* BEGIN *
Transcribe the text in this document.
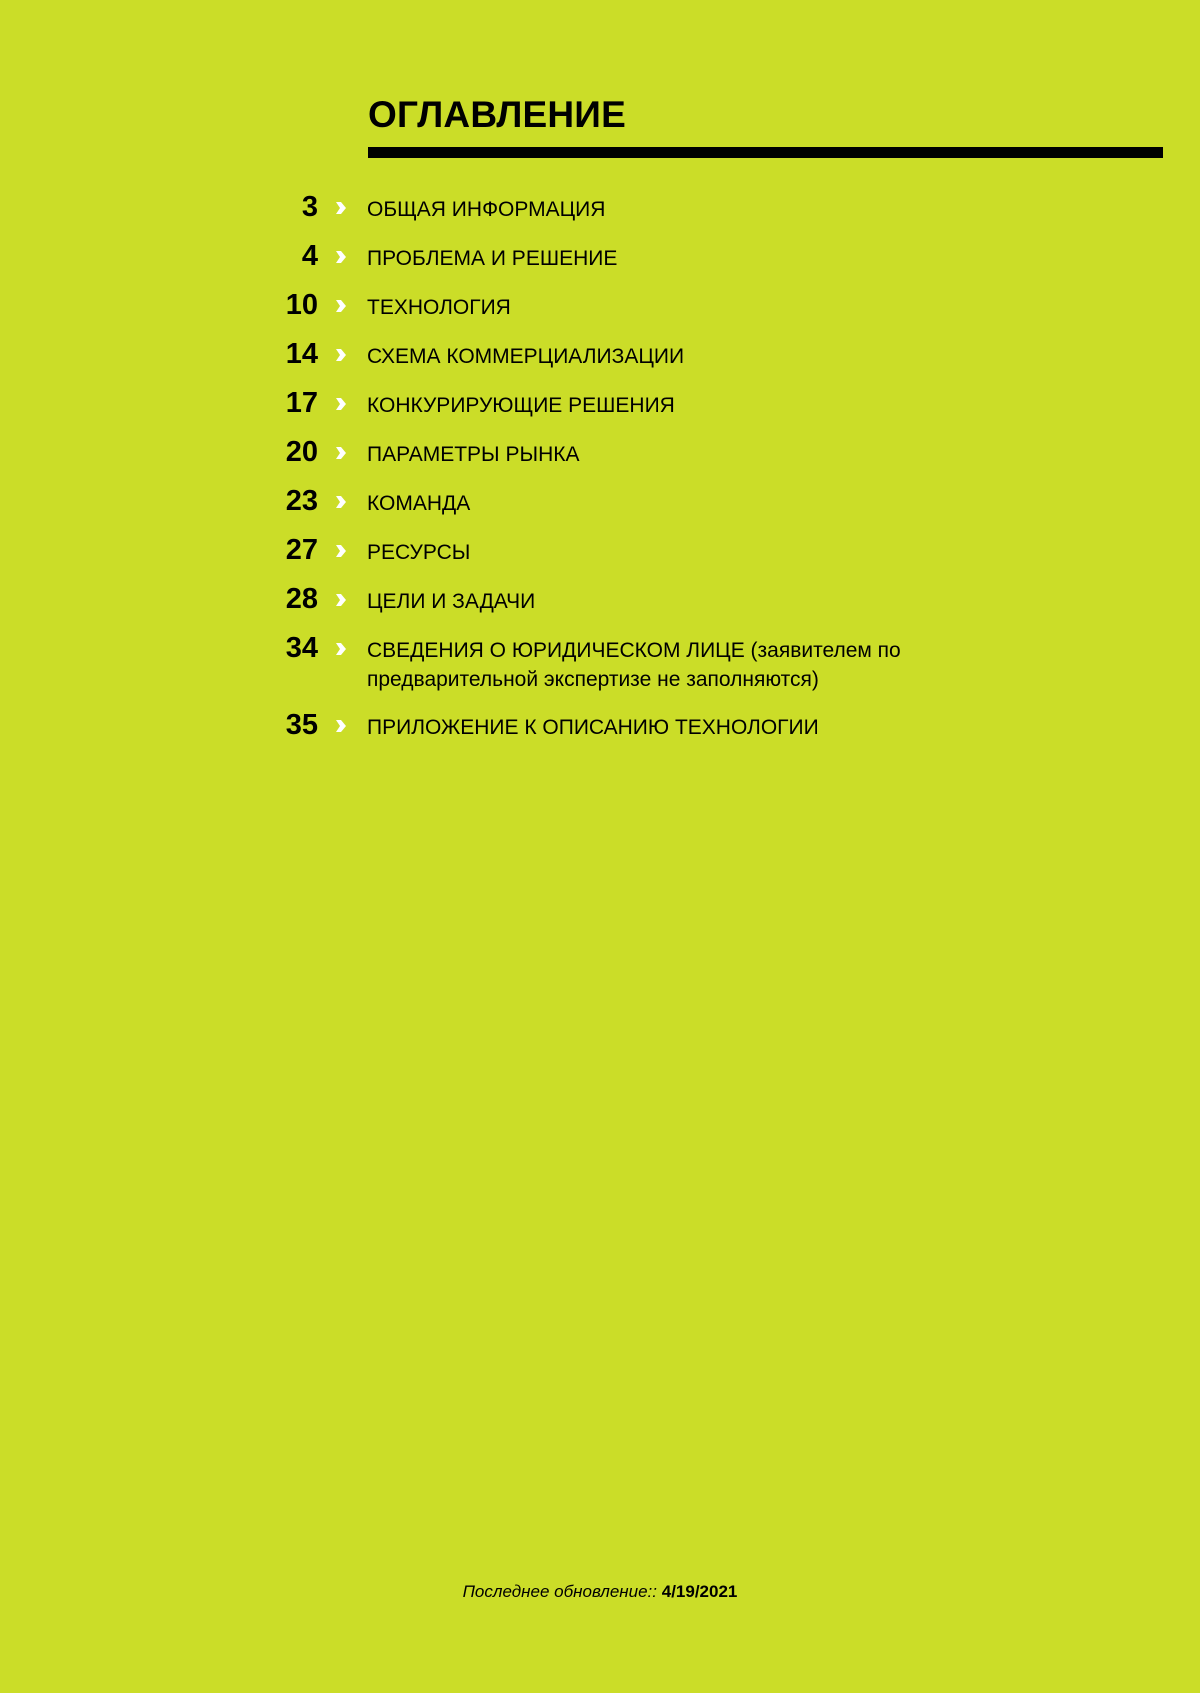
ОГЛАВЛЕНИЕ
3 ОБЩАЯ ИНФОРМАЦИЯ
4 ПРОБЛЕМА И РЕШЕНИЕ
10 ТЕХНОЛОГИЯ
14 СХЕМА КОММЕРЦИАЛИЗАЦИИ
17 КОНКУРИРУЮЩИЕ РЕШЕНИЯ
20 ПАРАМЕТРЫ РЫНКА
23 КОМАНДА
27 РЕСУРСЫ
28 ЦЕЛИ И ЗАДАЧИ
34 СВЕДЕНИЯ О ЮРИДИЧЕСКОМ ЛИЦЕ (заявителем по предварительной экспертизе не заполняются)
35 ПРИЛОЖЕНИЕ К ОПИСАНИЮ ТЕХНОЛОГИИ
Последнее обновление:: 4/19/2021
* END *
Exercise directions » Reproduce each entry precisely. Leave the pictures out.

Answer to this problem »
Transcribe the text in this document.
ОГЛАВЛЕНИЕ
3 ОБЩАЯ ИНФОРМАЦИЯ
4 ПРОБЛЕМА И РЕШЕНИЕ
10 ТЕХНОЛОГИЯ
14 СХЕМА КОММЕРЦИАЛИЗАЦИИ
17 КОНКУРИРУЮЩИЕ РЕШЕНИЯ
20 ПАРАМЕТРЫ РЫНКА
23 КОМАНДА
27 РЕСУРСЫ
28 ЦЕЛИ И ЗАДАЧИ
34 СВЕДЕНИЯ О ЮРИДИЧЕСКОМ ЛИЦЕ (заявителем по предварительной экспертизе не заполняются)
35 ПРИЛОЖЕНИЕ К ОПИСАНИЮ ТЕХНОЛОГИИ
Последнее обновление:: 4/19/2021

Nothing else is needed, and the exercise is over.